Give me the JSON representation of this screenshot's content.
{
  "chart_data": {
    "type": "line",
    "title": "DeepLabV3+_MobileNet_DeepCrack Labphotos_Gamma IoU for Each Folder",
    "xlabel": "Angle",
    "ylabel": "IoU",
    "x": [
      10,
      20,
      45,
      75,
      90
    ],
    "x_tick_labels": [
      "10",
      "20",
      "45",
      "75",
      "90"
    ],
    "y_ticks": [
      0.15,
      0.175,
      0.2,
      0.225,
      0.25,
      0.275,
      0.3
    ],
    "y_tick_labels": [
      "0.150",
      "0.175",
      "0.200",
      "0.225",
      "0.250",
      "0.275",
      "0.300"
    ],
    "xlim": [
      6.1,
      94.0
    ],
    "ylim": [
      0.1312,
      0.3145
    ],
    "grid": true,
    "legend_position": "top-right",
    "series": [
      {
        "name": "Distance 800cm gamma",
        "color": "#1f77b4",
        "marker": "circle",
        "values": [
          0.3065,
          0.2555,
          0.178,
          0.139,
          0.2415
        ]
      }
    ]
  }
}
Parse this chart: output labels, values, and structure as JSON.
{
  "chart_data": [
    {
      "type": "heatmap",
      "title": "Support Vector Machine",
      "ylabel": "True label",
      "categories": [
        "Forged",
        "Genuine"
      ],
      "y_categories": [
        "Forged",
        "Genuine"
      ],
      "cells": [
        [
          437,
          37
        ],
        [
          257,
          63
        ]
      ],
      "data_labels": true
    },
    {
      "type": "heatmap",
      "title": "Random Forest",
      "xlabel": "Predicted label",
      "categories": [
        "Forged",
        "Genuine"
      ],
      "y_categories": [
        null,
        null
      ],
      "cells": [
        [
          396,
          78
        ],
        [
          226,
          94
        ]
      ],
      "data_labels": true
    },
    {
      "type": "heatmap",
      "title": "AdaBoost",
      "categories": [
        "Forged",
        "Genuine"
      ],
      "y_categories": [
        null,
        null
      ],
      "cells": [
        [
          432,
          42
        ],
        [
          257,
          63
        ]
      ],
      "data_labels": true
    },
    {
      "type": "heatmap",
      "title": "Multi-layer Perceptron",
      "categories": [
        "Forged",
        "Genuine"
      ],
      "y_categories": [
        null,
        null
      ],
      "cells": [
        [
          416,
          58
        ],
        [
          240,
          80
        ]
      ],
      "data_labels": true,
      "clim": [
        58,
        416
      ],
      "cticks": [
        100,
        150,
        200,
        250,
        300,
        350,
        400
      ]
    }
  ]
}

* * * * *

All of the data needs to be reproduced exactly, with no line missing.

_Task solution_
Give me the JSON representation of this screenshot's content.
{
  "chart_data": {
    "type": "line",
    "title": "DeepLabV3+_MobileNet_DeepCrack Labphotos_Gamma IoU for Each Folder",
    "xlabel": "Angle",
    "ylabel": "IoU",
    "x": [
      10,
      20,
      45,
      75,
      90
    ],
    "x_tick_labels": [
      "10",
      "20",
      "45",
      "75",
      "90"
    ],
    "y_ticks": [
      0.15,
      0.175,
      0.2,
      0.225,
      0.25,
      0.275,
      0.3
    ],
    "y_tick_labels": [
      "0.150",
      "0.175",
      "0.200",
      "0.225",
      "0.250",
      "0.275",
      "0.300"
    ],
    "xlim": [
      6.1,
      94.0
    ],
    "ylim": [
      0.1312,
      0.3145
    ],
    "grid": true,
    "legend_position": "top-right",
    "series": [
      {
        "name": "Distance 800cm gamma",
        "color": "#1f77b4",
        "marker": "circle",
        "values": [
          0.3065,
          0.2555,
          0.178,
          0.139,
          0.2415
        ]
      }
    ]
  }
}
Parse this chart: output labels, values, and structure as JSON.
{
  "chart_data": [
    {
      "type": "heatmap",
      "title": "Support Vector Machine",
      "ylabel": "True label",
      "categories": [
        "Forged",
        "Genuine"
      ],
      "y_categories": [
        "Forged",
        "Genuine"
      ],
      "cells": [
        [
          437,
          37
        ],
        [
          257,
          63
        ]
      ],
      "data_labels": true
    },
    {
      "type": "heatmap",
      "title": "Random Forest",
      "xlabel": "Predicted label",
      "categories": [
        "Forged",
        "Genuine"
      ],
      "y_categories": [
        null,
        null
      ],
      "cells": [
        [
          396,
          78
        ],
        [
          226,
          94
        ]
      ],
      "data_labels": true
    },
    {
      "type": "heatmap",
      "title": "AdaBoost",
      "categories": [
        "Forged",
        "Genuine"
      ],
      "y_categories": [
        null,
        null
      ],
      "cells": [
        [
          432,
          42
        ],
        [
          257,
          63
        ]
      ],
      "data_labels": true
    },
    {
      "type": "heatmap",
      "title": "Multi-layer Perceptron",
      "categories": [
        "Forged",
        "Genuine"
      ],
      "y_categories": [
        null,
        null
      ],
      "cells": [
        [
          416,
          58
        ],
        [
          240,
          80
        ]
      ],
      "data_labels": true,
      "clim": [
        58,
        416
      ],
      "cticks": [
        100,
        150,
        200,
        250,
        300,
        350,
        400
      ]
    }
  ]
}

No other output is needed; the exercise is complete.